▶ **Goal**
Please pull out every line that includes the string "title".

▶ **Given data**
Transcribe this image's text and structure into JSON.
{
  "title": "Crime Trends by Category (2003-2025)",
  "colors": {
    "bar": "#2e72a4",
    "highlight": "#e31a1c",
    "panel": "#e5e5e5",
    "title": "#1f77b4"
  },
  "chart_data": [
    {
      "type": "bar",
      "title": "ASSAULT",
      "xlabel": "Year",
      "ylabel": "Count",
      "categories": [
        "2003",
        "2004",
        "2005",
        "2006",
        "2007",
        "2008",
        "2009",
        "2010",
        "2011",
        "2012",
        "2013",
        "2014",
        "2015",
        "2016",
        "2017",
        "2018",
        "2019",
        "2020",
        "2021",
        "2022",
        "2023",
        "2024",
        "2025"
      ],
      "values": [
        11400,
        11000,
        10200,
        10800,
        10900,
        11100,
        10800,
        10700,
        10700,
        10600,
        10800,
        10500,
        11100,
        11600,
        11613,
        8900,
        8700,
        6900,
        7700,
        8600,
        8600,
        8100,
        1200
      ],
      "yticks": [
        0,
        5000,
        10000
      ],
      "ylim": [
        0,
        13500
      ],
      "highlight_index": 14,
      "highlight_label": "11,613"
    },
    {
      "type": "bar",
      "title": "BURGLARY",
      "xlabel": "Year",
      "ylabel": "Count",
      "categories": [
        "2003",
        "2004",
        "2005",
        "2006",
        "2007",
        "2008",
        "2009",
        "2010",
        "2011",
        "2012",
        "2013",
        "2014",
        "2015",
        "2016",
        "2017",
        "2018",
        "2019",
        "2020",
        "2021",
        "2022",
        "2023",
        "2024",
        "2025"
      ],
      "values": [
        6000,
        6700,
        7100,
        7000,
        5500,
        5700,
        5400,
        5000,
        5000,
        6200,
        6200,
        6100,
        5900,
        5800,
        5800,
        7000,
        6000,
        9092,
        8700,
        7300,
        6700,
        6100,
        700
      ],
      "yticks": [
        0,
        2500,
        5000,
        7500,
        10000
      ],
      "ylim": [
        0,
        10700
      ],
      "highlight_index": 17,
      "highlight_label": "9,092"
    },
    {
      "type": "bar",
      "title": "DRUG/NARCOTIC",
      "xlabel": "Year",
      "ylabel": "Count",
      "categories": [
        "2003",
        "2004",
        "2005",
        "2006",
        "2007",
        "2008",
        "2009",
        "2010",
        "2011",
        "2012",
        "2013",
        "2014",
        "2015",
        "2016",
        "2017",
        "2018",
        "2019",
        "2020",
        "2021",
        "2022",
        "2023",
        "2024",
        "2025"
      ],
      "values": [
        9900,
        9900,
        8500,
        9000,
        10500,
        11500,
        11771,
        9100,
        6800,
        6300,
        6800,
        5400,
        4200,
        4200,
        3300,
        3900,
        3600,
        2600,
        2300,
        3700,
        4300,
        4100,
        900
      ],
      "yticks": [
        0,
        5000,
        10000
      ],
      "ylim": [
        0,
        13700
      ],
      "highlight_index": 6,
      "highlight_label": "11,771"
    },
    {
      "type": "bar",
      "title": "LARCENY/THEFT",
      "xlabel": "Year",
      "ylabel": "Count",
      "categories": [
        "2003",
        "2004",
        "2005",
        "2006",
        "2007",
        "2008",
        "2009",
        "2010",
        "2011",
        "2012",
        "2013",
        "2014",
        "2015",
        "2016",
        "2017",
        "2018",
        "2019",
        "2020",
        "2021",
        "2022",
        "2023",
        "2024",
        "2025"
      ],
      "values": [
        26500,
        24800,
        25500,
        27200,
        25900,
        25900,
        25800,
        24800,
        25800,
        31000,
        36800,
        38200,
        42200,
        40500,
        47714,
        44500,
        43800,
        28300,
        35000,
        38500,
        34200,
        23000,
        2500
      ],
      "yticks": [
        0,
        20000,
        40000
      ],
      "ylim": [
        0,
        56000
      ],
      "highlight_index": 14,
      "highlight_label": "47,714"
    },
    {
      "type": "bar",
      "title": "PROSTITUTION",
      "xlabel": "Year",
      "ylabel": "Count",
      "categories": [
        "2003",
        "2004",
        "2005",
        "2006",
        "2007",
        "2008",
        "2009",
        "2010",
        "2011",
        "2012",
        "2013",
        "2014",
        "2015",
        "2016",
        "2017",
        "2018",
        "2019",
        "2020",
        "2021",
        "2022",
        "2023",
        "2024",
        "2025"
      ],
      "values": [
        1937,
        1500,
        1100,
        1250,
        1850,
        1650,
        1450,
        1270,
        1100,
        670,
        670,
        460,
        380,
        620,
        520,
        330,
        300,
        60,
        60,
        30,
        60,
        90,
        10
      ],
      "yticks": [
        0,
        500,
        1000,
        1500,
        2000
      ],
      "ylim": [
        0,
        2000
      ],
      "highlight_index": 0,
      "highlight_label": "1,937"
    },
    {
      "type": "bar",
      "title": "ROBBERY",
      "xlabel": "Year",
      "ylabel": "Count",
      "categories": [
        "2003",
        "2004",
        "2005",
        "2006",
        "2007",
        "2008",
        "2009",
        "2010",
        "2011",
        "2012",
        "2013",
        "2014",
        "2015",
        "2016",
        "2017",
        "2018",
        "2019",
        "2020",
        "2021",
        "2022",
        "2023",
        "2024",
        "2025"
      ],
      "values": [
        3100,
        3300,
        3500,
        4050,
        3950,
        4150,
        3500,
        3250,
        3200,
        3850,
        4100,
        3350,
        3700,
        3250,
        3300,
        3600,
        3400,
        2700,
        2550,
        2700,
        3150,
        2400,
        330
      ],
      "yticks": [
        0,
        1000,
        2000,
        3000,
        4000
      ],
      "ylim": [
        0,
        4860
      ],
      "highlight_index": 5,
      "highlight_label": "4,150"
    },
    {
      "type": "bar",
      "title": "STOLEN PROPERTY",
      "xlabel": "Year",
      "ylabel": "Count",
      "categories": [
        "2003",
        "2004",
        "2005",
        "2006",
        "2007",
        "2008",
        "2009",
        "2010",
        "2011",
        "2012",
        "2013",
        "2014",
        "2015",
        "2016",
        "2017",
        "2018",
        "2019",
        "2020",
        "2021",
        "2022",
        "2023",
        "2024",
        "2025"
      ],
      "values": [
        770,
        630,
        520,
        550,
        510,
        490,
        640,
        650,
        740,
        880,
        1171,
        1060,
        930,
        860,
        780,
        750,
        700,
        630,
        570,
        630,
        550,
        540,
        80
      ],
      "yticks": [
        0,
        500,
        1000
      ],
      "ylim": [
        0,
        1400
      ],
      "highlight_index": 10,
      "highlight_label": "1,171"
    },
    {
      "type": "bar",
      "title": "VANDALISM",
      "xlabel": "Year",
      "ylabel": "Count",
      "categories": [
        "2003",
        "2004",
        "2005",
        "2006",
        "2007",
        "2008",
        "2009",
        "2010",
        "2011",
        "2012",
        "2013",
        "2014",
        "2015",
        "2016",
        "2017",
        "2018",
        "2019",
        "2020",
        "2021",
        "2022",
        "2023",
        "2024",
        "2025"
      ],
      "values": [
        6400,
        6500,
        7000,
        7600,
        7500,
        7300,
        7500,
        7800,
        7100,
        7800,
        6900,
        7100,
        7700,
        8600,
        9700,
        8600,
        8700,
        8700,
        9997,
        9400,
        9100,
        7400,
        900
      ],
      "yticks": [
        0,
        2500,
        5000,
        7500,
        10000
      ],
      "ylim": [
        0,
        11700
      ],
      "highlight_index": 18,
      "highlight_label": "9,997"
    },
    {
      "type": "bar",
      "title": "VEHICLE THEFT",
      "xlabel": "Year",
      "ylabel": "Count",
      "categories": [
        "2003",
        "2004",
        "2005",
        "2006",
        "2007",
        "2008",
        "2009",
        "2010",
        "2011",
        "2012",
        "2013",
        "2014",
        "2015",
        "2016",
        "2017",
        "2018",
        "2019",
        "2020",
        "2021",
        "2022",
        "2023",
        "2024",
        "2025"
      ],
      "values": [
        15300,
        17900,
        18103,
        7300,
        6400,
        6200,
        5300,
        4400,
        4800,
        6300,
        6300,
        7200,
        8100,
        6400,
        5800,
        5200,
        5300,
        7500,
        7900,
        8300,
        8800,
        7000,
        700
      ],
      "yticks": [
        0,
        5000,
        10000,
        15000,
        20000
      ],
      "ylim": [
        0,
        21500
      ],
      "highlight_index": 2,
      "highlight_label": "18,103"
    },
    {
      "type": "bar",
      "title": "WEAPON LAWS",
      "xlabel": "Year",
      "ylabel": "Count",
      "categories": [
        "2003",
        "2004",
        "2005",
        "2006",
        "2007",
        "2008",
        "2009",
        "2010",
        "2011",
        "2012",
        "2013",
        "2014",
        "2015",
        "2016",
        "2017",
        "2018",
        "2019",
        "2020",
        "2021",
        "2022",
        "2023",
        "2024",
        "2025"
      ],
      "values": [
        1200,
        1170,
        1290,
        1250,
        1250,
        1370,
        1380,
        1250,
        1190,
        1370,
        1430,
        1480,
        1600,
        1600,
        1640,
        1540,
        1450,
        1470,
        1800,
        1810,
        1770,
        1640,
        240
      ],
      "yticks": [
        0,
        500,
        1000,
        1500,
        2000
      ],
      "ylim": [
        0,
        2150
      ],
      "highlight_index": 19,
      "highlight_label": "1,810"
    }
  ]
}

▶ **Reply to the task**
  "title": "Crime Trends by Category (2003-2025)",
    "title": "#1f77b4"
      "title": "ASSAULT",
      "title": "BURGLARY",
      "title": "DRUG/NARCOTIC",
      "title": "LARCENY/THEFT",
      "title": "PROSTITUTION",
      "title": "ROBBERY",
      "title": "STOLEN PROPERTY",
      "title": "VANDALISM",
      "title": "VEHICLE THEFT",
      "title": "WEAPON LAWS",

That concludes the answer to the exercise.